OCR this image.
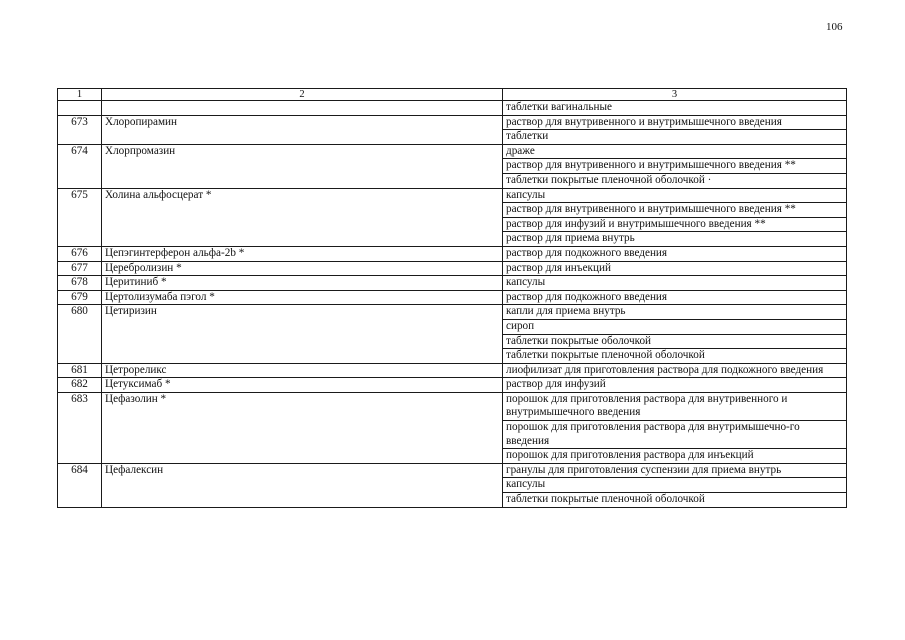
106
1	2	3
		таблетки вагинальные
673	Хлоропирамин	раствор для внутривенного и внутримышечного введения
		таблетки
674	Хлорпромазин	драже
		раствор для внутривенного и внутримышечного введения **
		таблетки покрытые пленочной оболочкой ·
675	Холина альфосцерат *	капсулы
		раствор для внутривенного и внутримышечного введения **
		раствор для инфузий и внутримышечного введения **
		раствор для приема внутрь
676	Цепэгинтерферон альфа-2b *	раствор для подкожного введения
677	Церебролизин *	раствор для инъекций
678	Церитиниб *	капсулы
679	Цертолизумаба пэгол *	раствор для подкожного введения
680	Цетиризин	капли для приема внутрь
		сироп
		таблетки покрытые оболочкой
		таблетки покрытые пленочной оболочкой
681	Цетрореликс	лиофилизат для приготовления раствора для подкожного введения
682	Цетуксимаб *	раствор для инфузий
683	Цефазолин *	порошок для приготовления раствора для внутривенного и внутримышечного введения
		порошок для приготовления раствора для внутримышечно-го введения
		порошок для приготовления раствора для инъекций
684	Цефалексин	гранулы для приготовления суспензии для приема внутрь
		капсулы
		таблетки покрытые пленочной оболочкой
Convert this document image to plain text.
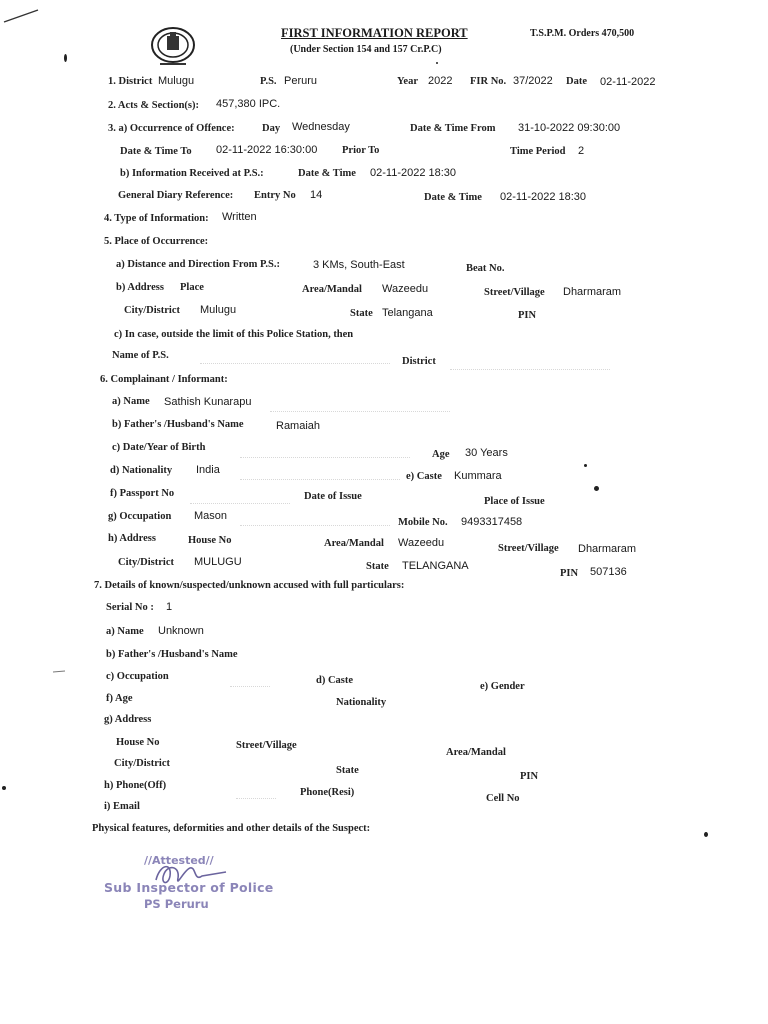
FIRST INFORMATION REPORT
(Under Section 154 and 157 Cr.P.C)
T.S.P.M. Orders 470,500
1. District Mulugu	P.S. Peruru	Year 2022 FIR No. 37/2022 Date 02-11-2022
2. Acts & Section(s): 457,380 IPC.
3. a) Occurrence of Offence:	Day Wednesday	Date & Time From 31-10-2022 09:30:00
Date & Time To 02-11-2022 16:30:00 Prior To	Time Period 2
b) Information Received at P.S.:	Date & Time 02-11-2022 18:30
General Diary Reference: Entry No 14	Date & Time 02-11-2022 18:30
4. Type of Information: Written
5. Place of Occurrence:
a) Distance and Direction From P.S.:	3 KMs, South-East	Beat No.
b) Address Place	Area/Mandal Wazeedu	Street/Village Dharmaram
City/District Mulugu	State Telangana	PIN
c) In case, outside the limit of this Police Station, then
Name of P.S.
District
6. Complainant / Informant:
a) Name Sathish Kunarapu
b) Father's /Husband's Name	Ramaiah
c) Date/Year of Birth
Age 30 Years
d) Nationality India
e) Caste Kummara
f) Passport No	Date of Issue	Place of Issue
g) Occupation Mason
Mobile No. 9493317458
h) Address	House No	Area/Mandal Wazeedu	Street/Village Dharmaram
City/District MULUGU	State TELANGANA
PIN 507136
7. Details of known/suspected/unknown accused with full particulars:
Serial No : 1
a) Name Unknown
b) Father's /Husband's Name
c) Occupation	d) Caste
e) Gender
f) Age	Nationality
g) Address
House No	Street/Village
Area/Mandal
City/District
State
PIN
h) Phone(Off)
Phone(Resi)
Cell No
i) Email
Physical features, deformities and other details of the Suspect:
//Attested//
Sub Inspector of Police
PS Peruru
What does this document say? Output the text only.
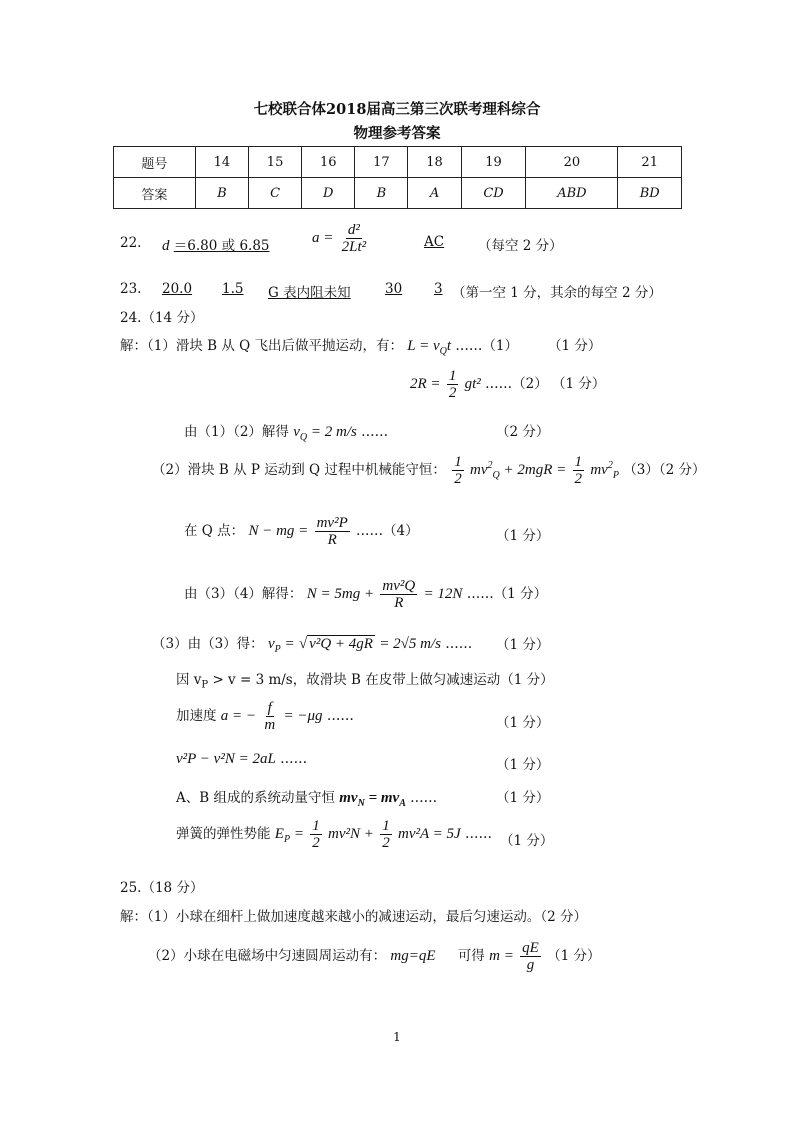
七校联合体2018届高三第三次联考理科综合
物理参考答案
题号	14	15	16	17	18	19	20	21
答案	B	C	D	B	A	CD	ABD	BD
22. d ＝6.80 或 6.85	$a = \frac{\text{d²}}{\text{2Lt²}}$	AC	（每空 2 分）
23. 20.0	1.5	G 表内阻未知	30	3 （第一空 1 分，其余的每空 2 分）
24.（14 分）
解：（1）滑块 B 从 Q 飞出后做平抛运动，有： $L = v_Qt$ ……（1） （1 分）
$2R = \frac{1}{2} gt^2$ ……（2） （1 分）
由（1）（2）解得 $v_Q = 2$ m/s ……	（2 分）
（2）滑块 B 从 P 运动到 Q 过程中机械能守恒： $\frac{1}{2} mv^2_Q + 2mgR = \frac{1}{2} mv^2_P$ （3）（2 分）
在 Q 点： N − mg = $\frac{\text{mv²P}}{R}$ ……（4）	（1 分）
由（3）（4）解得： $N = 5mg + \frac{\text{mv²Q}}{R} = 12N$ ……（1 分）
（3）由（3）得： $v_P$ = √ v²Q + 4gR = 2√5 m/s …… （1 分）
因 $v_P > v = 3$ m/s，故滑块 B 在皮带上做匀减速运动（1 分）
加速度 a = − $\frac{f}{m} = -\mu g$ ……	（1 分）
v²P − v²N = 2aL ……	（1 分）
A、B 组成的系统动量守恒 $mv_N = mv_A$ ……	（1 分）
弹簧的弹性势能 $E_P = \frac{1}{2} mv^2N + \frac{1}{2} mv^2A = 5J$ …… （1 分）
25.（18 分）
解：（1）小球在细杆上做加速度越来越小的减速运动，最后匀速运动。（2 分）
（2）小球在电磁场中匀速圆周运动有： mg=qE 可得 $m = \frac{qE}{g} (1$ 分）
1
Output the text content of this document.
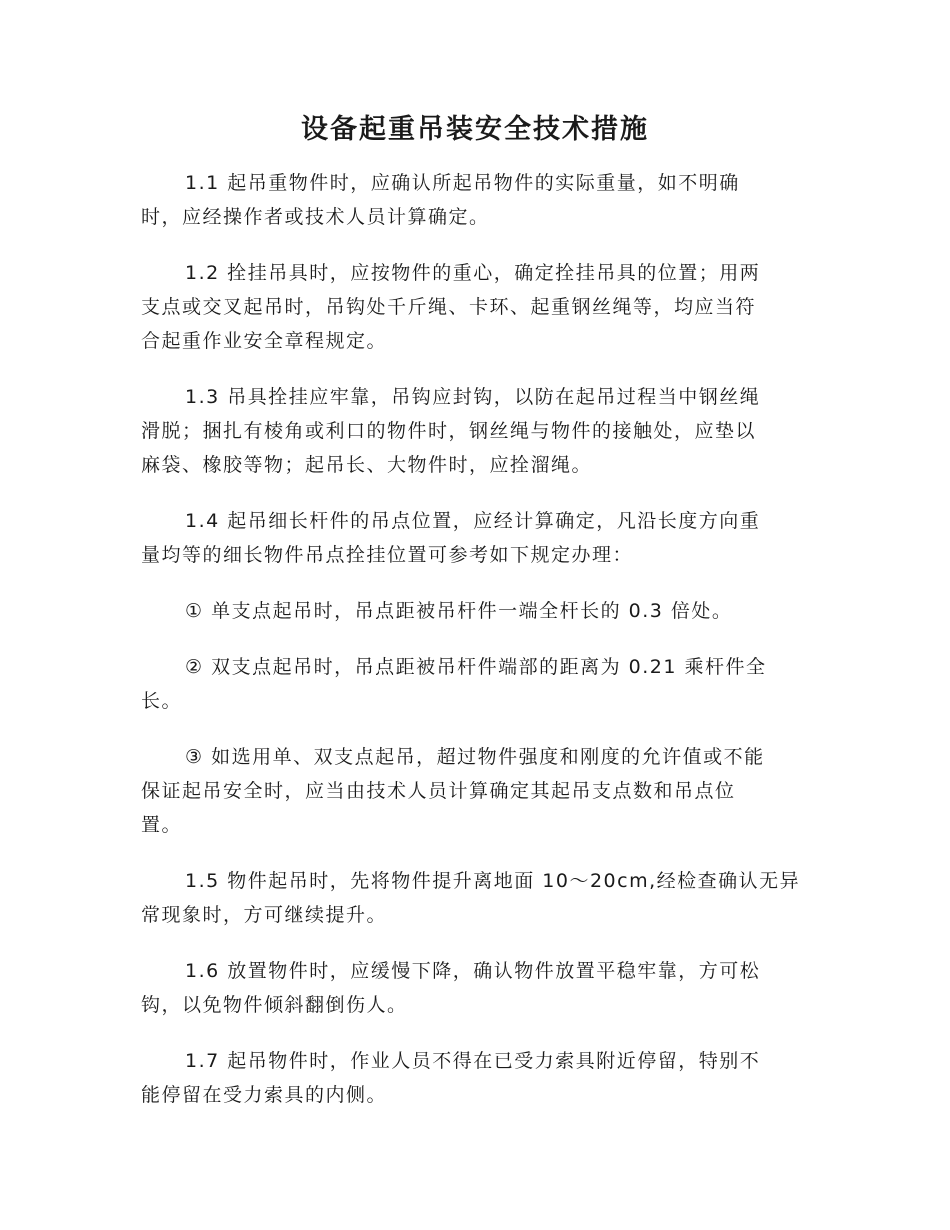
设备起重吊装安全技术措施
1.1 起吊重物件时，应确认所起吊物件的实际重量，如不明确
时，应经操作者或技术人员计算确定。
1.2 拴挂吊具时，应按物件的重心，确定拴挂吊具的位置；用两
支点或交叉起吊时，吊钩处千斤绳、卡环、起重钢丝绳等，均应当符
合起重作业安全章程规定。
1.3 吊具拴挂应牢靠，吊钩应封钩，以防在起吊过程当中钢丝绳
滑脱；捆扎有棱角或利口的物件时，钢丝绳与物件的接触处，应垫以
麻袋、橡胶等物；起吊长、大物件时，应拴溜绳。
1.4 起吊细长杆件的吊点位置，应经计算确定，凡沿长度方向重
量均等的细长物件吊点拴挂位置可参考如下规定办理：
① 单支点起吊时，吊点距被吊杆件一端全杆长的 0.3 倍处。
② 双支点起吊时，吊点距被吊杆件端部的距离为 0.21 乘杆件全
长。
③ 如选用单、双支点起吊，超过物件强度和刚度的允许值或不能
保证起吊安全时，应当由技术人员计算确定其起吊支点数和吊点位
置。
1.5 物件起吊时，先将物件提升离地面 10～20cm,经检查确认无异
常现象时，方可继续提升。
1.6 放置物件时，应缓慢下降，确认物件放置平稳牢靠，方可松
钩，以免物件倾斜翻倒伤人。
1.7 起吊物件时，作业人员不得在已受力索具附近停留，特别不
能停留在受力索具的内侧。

→ **GOAL**: Copy out the lines in which the string "Wazeedu" appears.

→ **EXPECTED ANSWER**:
b) Address Place	Area/Mandal Wazeedu	Street/Village Dharmaram
h) Address	House No	Area/Mandal Wazeedu	Street/Village Dharmaram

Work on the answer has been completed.